What you need to do. Repeat the material verbatim. Images are excluded from the copy.

----

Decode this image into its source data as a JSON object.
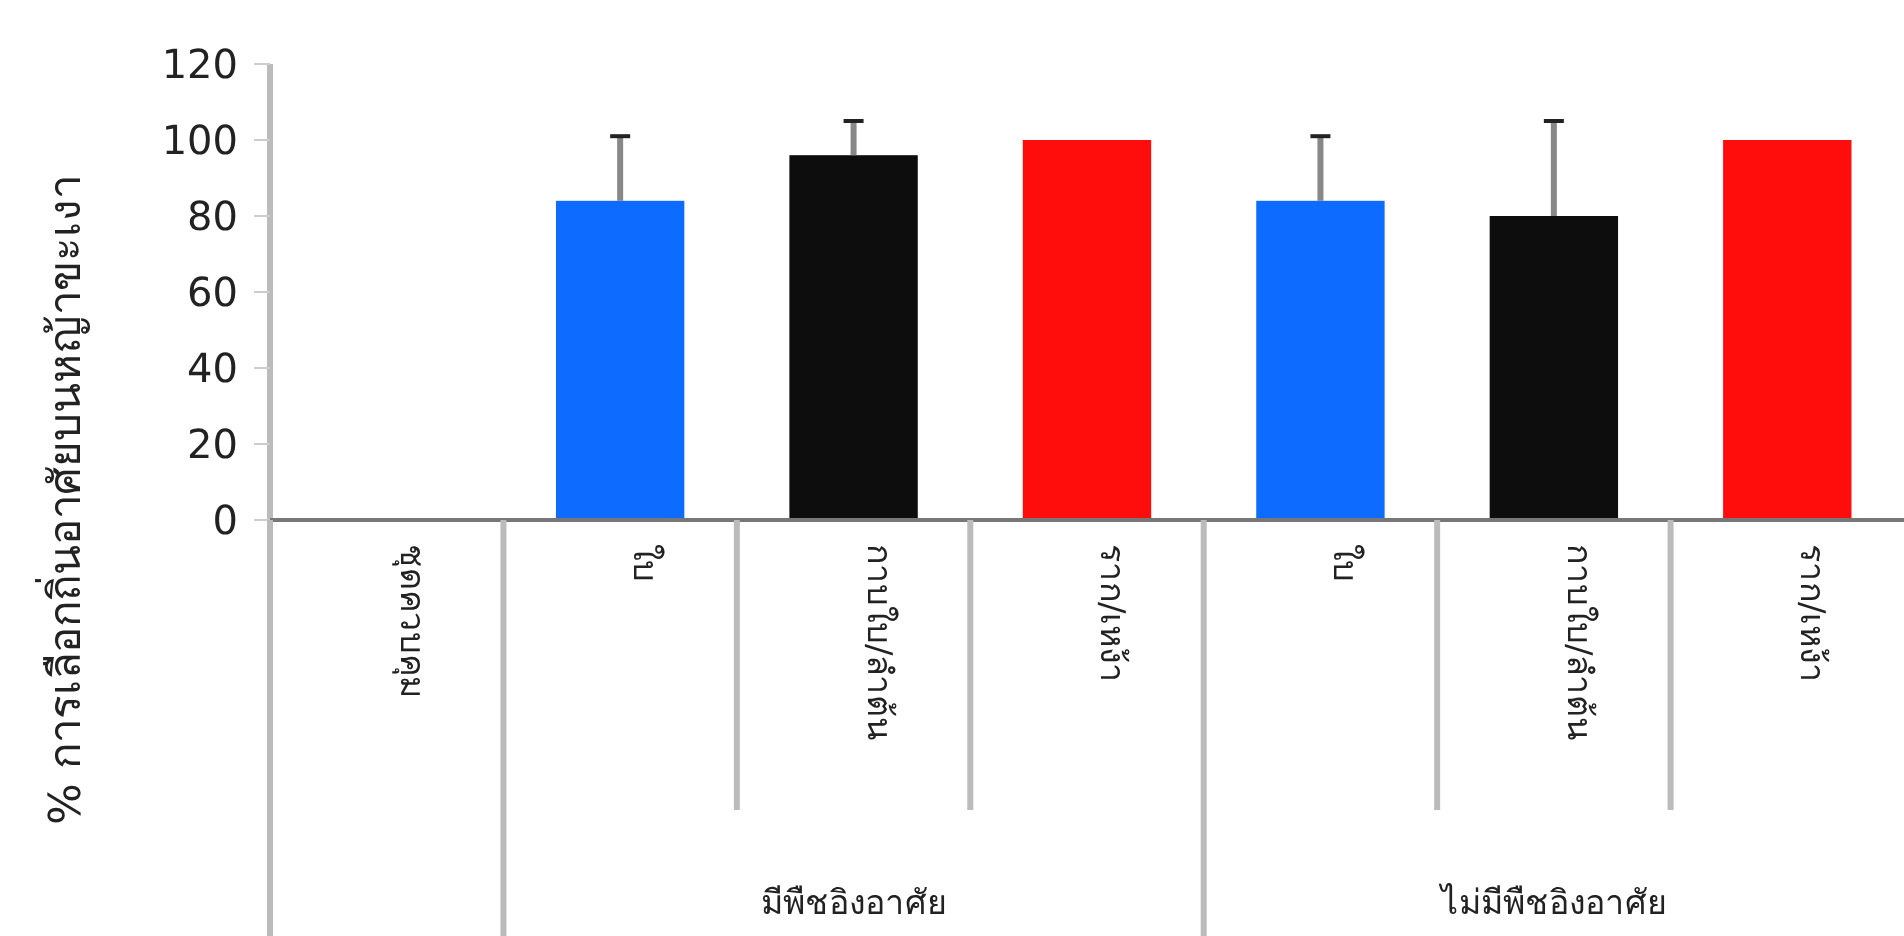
{
  "chart_data": {
    "type": "bar",
    "ylabel": "% การเลือกถิ่นอาศัยบนหญ้าขะเงา",
    "categories": [
      "ชุดควบคุม",
      "ใบ",
      "กาบใบ/ลำต้น",
      "ราก/เหง้า",
      "ใบ",
      "กาบใบ/ลำต้น",
      "ราก/เหง้า"
    ],
    "values": [
      0,
      84,
      96,
      100,
      84,
      80,
      100
    ],
    "errors": [
      null,
      17,
      9,
      null,
      17,
      25,
      null
    ],
    "colors": [
      null,
      "#0d6cff",
      "#0d0d0d",
      "#ff0d0d",
      "#0d6cff",
      "#0d0d0d",
      "#ff0d0d"
    ],
    "ylim": [
      0,
      120
    ],
    "yticks": [
      0,
      20,
      40,
      60,
      80,
      100,
      120
    ],
    "grid": false,
    "annotations": [
      "มีพืชอิงอาศัย",
      "ไม่มีพืชอิงอาศัย"
    ]
  }
}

----

Correct output.
Decode this image into its source data as a JSON object.
{
  "chart_data": {
    "type": "bar",
    "ylabel": "% การเลือกถิ่นอาศัยบนหญ้าขะเงา",
    "categories": [
      "ชุดควบคุม",
      "ใบ",
      "กาบใบ/ลำต้น",
      "ราก/เหง้า",
      "ใบ",
      "กาบใบ/ลำต้น",
      "ราก/เหง้า"
    ],
    "values": [
      0,
      84,
      96,
      100,
      84,
      80,
      100
    ],
    "errors": [
      null,
      17,
      9,
      null,
      17,
      25,
      null
    ],
    "colors": [
      null,
      "#0d6cff",
      "#0d0d0d",
      "#ff0d0d",
      "#0d6cff",
      "#0d0d0d",
      "#ff0d0d"
    ],
    "ylim": [
      0,
      120
    ],
    "yticks": [
      0,
      20,
      40,
      60,
      80,
      100,
      120
    ],
    "grid": false,
    "annotations": [
      "มีพืชอิงอาศัย",
      "ไม่มีพืชอิงอาศัย"
    ]
  }
}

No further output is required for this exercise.